:: EXCERPT ::
=====
Ten Questions with James Rosen, Fox News Chief Washington Correspondent

In nearly two decades covering Washington, James Rosen has interviewed Presidents, broken important stories and at times been at the center of the story himself. The Obama administration targeted Rosen as a “co-conspirator” in a 2010 leak investigation stemming from his exclusive reporting on North Korea, prompting outrage among First Amendment advocates that resulted in major reforms.

As one of Washington’s smartest and most insightful journalists, Rosen has chronicled history in the making. But he’s also an accomplished writer and historian with three books and numerous essays to his credit. Roughly Explained talked with Rosen about Trump, Russia, the state of journalism, and — of course — the Beatles for this week’s Ten Questions.

The story of Russian influence in a U.S. election was bound to stir political passions. As a serious journalist, how do you separate the reality from the nonsense?

The task is more complicated for today’s journalist than it was for his predecessors only by virtue of the proliferation of sources, outlets, assertions and allegations, and the accompanying growth in the output of sheer nonsense. But the same basic precept as has always prevailed prevails here and now: Caveat emptor. Check stuff out. The good news is that the same Information Age that contributed to this unwelcome proliferation has also made it easier than ever before to access data and do due diligence.

There’s a lot of controversy over unnamed sources, yet especially in national security reporting, it’s difficult to do your job without them. How do journalists evaluate the credibility of anonymous sources when they use them?
=====
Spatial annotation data
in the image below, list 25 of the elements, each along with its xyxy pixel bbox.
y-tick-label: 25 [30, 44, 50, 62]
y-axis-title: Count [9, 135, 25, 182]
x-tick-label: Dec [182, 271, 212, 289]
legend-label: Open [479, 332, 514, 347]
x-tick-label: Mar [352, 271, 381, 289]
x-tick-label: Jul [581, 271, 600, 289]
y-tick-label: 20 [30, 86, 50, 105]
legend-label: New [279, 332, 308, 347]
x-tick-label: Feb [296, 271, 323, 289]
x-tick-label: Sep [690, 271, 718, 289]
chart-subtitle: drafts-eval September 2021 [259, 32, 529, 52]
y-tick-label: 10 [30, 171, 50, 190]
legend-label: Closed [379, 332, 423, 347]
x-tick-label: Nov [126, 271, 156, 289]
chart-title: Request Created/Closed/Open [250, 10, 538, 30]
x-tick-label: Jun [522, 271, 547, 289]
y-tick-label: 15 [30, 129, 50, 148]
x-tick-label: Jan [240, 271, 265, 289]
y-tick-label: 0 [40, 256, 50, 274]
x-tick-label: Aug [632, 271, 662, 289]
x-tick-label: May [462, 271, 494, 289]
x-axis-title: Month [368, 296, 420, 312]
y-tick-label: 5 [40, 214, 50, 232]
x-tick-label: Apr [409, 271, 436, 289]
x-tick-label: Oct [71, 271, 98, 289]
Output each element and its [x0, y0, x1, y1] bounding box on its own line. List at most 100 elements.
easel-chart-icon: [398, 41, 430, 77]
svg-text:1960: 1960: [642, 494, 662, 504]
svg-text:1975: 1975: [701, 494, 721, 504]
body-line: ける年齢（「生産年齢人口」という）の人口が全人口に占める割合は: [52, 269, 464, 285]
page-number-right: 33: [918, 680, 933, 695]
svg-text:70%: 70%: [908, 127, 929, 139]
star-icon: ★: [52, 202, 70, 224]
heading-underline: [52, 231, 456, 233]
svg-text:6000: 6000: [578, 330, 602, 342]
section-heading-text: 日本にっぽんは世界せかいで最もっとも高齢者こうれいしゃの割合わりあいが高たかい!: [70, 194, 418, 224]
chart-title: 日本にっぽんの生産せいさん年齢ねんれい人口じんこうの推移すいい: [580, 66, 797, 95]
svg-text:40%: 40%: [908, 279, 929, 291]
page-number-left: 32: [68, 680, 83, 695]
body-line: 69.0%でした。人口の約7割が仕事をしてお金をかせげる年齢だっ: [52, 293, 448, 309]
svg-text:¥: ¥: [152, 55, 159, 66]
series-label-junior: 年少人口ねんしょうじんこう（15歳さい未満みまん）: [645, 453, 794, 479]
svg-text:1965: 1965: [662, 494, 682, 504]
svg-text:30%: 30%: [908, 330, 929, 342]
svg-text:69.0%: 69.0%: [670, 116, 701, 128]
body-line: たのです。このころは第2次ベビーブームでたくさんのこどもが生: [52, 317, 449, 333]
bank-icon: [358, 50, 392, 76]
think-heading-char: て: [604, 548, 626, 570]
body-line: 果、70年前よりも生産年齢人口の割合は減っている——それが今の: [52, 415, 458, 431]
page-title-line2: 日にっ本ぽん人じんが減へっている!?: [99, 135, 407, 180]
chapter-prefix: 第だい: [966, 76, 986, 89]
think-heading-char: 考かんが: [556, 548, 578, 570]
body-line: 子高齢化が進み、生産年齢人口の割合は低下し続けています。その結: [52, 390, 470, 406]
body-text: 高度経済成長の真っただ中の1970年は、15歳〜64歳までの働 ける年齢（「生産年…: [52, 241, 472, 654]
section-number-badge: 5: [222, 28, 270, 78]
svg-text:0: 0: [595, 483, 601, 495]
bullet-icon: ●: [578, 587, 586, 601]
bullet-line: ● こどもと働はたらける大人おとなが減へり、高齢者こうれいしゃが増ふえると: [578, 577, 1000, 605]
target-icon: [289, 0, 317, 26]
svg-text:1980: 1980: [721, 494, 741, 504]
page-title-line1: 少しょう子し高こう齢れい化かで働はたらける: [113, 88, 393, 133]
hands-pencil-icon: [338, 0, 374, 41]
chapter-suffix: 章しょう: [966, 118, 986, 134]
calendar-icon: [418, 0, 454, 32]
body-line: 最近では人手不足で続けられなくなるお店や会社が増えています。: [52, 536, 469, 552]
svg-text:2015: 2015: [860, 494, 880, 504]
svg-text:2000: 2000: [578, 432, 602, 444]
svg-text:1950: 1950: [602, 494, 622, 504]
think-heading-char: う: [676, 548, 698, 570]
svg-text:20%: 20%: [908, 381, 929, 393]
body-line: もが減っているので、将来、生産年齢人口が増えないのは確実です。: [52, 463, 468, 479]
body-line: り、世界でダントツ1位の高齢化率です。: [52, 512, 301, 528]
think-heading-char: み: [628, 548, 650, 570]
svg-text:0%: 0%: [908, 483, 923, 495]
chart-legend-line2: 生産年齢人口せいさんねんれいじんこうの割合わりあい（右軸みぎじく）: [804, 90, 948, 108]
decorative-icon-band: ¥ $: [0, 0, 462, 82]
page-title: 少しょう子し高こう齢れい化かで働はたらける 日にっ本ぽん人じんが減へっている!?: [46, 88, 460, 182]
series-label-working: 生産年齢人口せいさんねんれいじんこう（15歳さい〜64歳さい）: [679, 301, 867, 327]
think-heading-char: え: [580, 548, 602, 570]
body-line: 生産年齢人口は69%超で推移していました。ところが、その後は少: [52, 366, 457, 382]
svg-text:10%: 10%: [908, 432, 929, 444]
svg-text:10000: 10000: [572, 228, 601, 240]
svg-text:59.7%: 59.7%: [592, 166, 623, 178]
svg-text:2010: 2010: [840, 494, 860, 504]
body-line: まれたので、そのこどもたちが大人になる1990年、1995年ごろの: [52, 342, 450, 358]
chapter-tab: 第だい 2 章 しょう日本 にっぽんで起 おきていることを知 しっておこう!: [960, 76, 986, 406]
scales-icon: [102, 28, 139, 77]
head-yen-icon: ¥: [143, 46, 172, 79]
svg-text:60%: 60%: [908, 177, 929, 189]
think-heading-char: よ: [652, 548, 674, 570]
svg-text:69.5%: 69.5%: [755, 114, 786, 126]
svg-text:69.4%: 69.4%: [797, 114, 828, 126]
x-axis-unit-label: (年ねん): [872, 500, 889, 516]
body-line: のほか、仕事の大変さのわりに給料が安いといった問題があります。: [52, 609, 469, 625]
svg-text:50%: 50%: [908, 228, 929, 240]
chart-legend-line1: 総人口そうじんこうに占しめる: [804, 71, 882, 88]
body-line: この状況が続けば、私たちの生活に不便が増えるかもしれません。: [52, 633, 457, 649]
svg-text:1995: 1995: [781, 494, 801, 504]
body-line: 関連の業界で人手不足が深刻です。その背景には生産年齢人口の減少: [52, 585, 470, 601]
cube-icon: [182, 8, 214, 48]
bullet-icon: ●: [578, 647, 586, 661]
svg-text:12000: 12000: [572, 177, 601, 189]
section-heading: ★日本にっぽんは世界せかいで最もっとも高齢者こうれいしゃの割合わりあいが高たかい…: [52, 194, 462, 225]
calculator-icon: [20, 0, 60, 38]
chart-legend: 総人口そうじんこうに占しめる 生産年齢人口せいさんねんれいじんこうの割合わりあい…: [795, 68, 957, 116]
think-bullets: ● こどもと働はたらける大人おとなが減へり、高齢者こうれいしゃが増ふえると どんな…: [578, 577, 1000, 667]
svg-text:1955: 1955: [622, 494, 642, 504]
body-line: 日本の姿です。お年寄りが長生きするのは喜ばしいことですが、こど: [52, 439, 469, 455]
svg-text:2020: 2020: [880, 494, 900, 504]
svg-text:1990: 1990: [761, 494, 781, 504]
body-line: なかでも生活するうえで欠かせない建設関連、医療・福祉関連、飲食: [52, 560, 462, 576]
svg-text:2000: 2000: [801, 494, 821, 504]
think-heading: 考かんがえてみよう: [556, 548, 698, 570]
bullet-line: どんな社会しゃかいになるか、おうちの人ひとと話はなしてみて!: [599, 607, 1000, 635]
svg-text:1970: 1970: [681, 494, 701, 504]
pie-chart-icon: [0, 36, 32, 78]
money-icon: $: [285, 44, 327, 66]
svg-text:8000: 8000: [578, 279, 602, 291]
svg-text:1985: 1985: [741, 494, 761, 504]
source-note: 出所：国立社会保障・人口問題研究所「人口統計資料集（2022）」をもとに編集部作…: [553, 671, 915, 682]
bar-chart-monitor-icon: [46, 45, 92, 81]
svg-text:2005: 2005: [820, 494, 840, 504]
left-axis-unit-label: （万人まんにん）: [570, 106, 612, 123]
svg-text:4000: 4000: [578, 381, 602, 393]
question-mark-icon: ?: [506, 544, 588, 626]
=====
:: PROBLEM STATEMENT ::
From the James Rosen interview above, transcribe the part that opens with the words containing "The task is" and closes with "they use them?".

:: RESULT OF THE TASK ::
The task is more complicated for today’s journalist than it was for his predecessors only by virtue of the proliferation of sources, outlets, assertions and allegations, and the accompanying growth in the output of sheer nonsense. But the same basic precept as has always prevailed prevails here and now: Caveat emptor. Check stuff out. The good news is that the same Information Age that contributed to this unwelcome proliferation has also made it easier than ever before to access data and do due diligence.

There’s a lot of controversy over unnamed sources, yet especially in national security reporting, it’s difficult to do your job without them. How do journalists evaluate the credibility of anonymous sources when they use them?